Data to process:

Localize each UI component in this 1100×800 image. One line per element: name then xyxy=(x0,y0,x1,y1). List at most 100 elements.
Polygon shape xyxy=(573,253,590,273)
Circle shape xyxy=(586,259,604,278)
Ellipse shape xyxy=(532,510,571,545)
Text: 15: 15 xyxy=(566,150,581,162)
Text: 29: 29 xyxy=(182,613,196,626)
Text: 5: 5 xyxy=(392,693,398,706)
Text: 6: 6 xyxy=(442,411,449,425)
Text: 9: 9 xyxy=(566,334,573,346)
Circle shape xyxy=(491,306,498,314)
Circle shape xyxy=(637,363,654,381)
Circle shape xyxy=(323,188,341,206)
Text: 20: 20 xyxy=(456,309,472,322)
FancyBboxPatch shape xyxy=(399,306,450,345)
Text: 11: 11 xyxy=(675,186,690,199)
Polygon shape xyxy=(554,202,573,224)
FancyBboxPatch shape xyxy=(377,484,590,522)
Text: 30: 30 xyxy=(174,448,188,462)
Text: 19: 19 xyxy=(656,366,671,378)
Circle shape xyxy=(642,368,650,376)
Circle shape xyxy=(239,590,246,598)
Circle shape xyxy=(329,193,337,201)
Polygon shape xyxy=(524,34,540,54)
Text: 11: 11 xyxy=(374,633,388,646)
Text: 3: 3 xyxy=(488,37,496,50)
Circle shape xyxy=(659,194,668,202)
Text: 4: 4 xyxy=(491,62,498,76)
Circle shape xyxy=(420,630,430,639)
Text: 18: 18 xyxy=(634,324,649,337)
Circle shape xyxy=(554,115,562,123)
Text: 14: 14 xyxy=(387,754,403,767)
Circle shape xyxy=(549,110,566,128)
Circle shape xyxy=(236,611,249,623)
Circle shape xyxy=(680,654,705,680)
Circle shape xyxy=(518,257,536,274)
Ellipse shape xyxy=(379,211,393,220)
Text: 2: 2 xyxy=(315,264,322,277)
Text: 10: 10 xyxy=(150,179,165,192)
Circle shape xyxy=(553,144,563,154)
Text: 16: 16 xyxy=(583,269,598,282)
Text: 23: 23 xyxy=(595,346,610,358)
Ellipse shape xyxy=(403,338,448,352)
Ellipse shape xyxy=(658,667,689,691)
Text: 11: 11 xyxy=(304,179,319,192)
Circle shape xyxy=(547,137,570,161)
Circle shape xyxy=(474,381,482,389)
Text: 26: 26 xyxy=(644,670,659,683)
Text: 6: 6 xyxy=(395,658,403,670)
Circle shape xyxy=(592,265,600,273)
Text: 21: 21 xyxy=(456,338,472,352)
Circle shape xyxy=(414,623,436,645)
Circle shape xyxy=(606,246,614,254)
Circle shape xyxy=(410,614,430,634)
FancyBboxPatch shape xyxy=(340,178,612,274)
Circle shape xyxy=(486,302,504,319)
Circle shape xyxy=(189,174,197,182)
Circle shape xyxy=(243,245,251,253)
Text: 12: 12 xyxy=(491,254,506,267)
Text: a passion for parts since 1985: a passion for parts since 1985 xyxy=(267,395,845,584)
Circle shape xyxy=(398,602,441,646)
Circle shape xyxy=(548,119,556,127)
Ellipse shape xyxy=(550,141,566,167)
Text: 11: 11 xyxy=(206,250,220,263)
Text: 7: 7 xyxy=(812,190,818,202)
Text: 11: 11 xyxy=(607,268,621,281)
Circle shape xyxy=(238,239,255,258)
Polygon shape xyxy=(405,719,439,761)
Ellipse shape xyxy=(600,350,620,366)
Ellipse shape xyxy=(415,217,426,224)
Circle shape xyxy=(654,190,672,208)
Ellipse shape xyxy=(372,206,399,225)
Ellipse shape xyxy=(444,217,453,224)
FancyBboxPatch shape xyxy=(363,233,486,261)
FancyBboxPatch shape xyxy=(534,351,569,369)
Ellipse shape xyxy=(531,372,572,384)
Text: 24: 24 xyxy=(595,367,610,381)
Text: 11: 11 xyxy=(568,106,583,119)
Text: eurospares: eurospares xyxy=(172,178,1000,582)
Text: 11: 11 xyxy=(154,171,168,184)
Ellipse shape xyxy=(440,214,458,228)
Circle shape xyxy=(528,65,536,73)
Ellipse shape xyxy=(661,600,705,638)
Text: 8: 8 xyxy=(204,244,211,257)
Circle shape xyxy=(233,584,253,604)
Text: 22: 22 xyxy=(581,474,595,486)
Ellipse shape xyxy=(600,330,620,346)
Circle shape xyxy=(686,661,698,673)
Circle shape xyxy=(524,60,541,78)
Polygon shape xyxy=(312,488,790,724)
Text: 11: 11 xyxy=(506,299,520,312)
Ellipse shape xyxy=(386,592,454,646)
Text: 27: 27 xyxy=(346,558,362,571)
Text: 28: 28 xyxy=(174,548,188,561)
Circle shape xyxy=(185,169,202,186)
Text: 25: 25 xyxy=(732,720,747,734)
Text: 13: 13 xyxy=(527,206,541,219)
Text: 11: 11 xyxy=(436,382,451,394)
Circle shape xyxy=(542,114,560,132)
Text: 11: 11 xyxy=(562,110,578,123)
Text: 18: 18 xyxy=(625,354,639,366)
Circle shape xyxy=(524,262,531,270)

What to work on: Turn the entries above into a numbered list, starting at the first line and running up to and including the line with "Ellipse shape xyxy=(658,667,689,691)". Leave out any blank lines.

Correct response:
1. Localize each UI component in this 1100×800 image. One line per element: name then xyxy=(x0,y0,x1,y1). List at most 100 elements.
2. Polygon shape xyxy=(573,253,590,273)
3. Circle shape xyxy=(586,259,604,278)
4. Ellipse shape xyxy=(532,510,571,545)
5. Text: 15: 15 xyxy=(566,150,581,162)
6. Text: 29: 29 xyxy=(182,613,196,626)
7. Text: 5: 5 xyxy=(392,693,398,706)
8. Text: 6: 6 xyxy=(442,411,449,425)
9. Text: 9: 9 xyxy=(566,334,573,346)
10. Circle shape xyxy=(491,306,498,314)
11. Circle shape xyxy=(637,363,654,381)
12. Circle shape xyxy=(323,188,341,206)
13. Text: 20: 20 xyxy=(456,309,472,322)
14. FancyBboxPatch shape xyxy=(399,306,450,345)
15. Text: 11: 11 xyxy=(675,186,690,199)
16. Polygon shape xyxy=(554,202,573,224)
17. FancyBboxPatch shape xyxy=(377,484,590,522)
18. Text: 30: 30 xyxy=(174,448,188,462)
19. Text: 19: 19 xyxy=(656,366,671,378)
20. Circle shape xyxy=(642,368,650,376)
21. Circle shape xyxy=(239,590,246,598)
22. Circle shape xyxy=(329,193,337,201)
23. Polygon shape xyxy=(524,34,540,54)
24. Text: 11: 11 xyxy=(374,633,388,646)
25. Text: 3: 3 xyxy=(488,37,496,50)
26. Circle shape xyxy=(659,194,668,202)
27. Text: 4: 4 xyxy=(491,62,498,76)
28. Circle shape xyxy=(420,630,430,639)
29. Text: 18: 18 xyxy=(634,324,649,337)
30. Circle shape xyxy=(554,115,562,123)
31. Text: 14: 14 xyxy=(387,754,403,767)
32. Circle shape xyxy=(549,110,566,128)
33. Circle shape xyxy=(236,611,249,623)
34. Circle shape xyxy=(680,654,705,680)
35. Circle shape xyxy=(518,257,536,274)
36. Ellipse shape xyxy=(379,211,393,220)
37. Text: 2: 2 xyxy=(315,264,322,277)
38. Text: 10: 10 xyxy=(150,179,165,192)
39. Circle shape xyxy=(553,144,563,154)
40. Text: 16: 16 xyxy=(583,269,598,282)
41. Text: 23: 23 xyxy=(595,346,610,358)
42. Ellipse shape xyxy=(403,338,448,352)
43. Ellipse shape xyxy=(658,667,689,691)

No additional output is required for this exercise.